WHAT YOU WILL DO: Seek out every line containing the word "Disgusting", and copy each.

INFORMATION PROVIDED:
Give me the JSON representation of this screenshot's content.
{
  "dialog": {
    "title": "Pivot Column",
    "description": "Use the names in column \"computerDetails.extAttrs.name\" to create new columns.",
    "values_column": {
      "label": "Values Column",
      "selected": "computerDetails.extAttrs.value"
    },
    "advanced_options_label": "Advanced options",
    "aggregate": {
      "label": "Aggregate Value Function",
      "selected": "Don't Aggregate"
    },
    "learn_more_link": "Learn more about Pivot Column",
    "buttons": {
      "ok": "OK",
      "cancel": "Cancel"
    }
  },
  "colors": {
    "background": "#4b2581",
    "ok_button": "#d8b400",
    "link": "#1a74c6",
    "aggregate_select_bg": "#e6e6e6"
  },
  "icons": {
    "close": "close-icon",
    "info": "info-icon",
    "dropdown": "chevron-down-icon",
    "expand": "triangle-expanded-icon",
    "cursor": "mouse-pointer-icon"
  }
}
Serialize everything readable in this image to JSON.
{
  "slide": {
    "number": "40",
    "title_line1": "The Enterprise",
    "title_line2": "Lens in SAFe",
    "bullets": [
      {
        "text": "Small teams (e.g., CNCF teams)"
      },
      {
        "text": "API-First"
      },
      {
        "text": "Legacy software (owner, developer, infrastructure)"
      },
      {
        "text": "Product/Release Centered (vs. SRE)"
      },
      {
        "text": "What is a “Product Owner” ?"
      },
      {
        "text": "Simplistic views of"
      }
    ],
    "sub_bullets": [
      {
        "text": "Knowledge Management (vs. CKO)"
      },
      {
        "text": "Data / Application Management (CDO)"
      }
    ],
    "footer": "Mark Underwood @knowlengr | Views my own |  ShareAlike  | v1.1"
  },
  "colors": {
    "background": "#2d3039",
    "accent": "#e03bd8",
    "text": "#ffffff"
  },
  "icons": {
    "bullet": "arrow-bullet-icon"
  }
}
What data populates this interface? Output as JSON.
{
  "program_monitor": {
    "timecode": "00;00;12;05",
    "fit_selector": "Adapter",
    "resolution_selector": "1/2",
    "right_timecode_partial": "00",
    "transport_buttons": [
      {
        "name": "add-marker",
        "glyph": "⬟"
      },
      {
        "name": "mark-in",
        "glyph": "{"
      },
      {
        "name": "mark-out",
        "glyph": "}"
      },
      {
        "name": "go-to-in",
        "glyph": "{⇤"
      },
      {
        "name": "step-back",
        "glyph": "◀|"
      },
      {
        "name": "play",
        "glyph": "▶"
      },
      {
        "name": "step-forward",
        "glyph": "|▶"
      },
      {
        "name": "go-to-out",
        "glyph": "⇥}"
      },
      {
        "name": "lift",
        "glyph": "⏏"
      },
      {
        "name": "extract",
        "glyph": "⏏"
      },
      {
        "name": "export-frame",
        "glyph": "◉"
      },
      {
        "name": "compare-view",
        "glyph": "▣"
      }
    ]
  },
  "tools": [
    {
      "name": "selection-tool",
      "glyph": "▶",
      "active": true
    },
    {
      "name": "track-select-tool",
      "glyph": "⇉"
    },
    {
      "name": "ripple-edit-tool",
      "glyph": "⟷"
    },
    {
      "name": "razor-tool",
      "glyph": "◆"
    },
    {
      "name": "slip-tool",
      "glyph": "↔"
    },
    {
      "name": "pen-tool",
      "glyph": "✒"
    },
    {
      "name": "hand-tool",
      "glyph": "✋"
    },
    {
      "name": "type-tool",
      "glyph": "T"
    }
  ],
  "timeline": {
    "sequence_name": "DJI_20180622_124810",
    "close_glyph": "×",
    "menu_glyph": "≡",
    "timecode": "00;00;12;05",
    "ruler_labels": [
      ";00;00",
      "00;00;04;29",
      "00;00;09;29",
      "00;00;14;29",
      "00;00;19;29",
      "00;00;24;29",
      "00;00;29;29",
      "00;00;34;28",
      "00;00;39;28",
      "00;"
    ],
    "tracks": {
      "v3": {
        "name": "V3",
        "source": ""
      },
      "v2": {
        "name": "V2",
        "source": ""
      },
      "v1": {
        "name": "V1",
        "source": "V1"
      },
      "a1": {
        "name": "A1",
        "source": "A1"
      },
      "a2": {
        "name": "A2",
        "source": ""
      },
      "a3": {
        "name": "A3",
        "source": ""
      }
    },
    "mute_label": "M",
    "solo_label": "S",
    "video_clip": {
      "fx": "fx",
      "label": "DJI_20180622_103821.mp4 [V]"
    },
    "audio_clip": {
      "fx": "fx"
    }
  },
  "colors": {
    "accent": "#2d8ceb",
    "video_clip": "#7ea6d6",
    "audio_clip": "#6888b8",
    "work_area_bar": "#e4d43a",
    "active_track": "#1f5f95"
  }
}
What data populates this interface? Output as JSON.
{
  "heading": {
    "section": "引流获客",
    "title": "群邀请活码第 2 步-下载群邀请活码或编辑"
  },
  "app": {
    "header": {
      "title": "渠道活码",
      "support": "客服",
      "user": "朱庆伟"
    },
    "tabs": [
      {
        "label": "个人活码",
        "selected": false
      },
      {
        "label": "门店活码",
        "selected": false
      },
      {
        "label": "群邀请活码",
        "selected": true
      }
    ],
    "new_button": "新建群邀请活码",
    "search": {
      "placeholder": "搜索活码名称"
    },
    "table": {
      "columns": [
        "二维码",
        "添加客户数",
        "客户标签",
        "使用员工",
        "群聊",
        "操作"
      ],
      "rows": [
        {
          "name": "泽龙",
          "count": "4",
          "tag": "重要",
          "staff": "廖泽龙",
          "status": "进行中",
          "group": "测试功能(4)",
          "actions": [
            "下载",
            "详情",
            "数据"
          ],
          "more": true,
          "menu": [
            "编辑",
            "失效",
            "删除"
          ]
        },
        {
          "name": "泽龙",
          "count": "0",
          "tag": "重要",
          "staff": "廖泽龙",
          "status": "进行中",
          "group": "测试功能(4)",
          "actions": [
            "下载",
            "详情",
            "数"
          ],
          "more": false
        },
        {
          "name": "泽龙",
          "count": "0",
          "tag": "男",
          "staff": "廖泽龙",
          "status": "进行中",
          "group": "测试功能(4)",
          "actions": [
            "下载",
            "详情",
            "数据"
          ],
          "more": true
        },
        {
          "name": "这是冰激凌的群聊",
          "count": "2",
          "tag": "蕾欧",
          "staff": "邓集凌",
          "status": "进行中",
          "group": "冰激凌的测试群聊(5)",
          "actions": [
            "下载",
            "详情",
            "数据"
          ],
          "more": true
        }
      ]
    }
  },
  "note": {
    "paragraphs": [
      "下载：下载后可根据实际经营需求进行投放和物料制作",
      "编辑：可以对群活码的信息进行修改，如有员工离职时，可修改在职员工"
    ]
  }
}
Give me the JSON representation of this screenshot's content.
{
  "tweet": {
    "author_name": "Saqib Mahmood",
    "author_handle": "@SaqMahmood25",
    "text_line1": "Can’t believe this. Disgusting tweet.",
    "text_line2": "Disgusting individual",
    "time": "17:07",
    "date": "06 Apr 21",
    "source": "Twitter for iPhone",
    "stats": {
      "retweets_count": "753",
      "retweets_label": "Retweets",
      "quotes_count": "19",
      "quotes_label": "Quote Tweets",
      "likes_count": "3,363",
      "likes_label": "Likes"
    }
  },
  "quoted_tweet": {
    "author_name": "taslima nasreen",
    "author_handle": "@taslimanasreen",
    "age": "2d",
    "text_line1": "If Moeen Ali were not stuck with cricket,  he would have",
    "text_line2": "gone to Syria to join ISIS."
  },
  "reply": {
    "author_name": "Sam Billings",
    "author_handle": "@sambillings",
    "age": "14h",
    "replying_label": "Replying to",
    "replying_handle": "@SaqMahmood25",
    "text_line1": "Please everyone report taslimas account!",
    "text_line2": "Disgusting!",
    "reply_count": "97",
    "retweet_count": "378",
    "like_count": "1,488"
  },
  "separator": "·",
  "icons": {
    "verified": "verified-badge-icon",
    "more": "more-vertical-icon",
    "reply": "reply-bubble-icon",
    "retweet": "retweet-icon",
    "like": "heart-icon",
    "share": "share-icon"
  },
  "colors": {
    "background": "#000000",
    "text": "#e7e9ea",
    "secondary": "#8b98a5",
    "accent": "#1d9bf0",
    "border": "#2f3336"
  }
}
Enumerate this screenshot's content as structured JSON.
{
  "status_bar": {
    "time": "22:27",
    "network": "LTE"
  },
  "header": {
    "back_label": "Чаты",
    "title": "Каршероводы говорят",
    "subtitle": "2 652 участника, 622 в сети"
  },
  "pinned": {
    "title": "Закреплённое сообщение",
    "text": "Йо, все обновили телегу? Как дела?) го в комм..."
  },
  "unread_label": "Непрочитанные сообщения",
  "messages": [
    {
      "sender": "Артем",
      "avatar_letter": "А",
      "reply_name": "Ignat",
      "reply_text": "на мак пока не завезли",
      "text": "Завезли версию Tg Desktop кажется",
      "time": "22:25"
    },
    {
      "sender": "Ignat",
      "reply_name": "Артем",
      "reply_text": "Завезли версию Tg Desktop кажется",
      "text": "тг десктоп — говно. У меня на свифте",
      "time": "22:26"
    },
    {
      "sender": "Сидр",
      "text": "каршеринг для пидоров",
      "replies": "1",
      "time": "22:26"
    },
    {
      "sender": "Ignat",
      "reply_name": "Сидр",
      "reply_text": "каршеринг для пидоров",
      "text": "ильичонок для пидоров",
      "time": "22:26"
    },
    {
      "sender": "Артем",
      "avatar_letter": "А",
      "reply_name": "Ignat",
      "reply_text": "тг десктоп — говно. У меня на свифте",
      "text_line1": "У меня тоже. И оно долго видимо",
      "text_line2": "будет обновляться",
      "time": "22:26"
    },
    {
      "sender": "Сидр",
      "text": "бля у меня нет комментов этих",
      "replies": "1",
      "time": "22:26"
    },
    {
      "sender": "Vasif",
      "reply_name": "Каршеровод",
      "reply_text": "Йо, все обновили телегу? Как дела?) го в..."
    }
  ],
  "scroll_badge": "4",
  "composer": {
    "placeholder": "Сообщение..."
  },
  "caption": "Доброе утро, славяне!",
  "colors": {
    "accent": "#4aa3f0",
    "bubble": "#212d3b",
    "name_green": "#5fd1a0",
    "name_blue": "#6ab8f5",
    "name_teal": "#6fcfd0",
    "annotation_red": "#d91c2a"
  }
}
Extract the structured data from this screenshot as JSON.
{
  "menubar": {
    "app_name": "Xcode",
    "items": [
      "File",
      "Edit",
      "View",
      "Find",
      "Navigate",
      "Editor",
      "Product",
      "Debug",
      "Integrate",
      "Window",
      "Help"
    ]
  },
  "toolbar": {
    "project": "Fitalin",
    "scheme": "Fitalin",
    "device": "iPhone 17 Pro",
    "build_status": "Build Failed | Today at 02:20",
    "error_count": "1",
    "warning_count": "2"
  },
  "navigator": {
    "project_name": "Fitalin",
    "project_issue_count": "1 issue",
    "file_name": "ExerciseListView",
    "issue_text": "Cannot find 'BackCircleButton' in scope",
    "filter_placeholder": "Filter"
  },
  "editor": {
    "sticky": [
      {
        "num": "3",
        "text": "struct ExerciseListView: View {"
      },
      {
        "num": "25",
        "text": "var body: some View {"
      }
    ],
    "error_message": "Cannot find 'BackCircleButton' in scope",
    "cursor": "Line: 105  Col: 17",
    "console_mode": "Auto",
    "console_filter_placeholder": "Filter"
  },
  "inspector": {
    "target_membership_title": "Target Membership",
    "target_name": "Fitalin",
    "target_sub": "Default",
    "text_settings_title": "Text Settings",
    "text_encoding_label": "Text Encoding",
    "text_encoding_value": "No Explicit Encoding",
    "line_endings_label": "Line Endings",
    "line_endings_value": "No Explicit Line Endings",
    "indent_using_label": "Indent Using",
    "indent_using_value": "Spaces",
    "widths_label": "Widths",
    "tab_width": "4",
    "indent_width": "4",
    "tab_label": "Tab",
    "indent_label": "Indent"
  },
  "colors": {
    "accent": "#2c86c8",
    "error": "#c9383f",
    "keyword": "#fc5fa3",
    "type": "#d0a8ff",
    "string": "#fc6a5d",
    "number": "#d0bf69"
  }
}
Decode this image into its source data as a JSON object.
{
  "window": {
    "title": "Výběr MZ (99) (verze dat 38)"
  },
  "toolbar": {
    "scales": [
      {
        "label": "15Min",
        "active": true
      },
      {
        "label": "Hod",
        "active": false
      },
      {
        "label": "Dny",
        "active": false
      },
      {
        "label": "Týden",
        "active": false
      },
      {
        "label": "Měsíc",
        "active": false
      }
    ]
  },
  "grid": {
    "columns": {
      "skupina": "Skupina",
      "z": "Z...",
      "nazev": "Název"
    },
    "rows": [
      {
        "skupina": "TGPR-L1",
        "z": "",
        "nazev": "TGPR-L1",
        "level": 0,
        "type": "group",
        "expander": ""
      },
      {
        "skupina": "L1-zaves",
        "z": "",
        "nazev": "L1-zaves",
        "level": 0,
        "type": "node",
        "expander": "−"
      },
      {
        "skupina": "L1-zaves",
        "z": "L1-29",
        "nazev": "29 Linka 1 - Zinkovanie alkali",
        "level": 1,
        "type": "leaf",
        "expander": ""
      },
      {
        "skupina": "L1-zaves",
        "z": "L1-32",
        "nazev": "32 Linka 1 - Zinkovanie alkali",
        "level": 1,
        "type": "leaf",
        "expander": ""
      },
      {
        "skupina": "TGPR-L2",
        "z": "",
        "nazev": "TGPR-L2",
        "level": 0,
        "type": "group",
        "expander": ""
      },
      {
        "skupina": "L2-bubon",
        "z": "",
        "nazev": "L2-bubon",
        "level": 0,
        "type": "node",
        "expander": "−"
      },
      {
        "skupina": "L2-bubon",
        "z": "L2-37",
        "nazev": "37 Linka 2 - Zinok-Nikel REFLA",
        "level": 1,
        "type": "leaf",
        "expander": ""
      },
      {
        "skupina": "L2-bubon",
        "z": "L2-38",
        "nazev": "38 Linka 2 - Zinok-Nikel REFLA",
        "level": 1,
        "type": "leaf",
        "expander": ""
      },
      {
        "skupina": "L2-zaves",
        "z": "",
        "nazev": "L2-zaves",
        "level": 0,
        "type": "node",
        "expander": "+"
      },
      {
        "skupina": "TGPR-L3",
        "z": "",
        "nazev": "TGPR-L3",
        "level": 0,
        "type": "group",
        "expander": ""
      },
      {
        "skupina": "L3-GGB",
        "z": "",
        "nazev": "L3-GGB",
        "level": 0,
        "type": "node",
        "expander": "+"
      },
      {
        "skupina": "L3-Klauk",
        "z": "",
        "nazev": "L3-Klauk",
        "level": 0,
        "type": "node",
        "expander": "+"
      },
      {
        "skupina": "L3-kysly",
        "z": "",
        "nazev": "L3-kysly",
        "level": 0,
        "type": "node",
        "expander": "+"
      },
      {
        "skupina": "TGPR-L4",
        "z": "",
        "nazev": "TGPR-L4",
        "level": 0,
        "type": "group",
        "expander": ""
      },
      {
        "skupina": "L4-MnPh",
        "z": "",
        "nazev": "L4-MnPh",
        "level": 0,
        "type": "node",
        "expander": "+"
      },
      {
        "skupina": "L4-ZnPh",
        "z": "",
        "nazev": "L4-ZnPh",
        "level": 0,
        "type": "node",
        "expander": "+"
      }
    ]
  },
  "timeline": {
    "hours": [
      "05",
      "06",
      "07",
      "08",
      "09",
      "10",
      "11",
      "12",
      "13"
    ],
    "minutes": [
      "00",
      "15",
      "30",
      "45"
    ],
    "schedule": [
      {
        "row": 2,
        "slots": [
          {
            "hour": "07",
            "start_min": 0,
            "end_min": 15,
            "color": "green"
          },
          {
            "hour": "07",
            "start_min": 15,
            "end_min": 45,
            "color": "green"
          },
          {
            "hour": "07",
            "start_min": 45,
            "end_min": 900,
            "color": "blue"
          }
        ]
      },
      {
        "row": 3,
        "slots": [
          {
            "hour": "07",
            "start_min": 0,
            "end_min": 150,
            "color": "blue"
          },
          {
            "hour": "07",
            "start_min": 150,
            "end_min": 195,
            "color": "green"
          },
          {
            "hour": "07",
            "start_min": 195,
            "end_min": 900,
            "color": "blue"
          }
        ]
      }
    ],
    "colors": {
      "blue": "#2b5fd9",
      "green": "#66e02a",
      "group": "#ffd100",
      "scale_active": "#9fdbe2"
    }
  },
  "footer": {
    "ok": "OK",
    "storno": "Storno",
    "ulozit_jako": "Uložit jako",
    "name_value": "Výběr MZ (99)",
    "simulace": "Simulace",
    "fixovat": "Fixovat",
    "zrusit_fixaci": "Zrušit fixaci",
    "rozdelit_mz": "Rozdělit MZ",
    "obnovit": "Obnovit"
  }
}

CORRECT RESULT:
    "text_line1": "Can’t believe this. Disgusting tweet.",
    "text_line2": "Disgusting individual",
    "text_line2": "Disgusting!",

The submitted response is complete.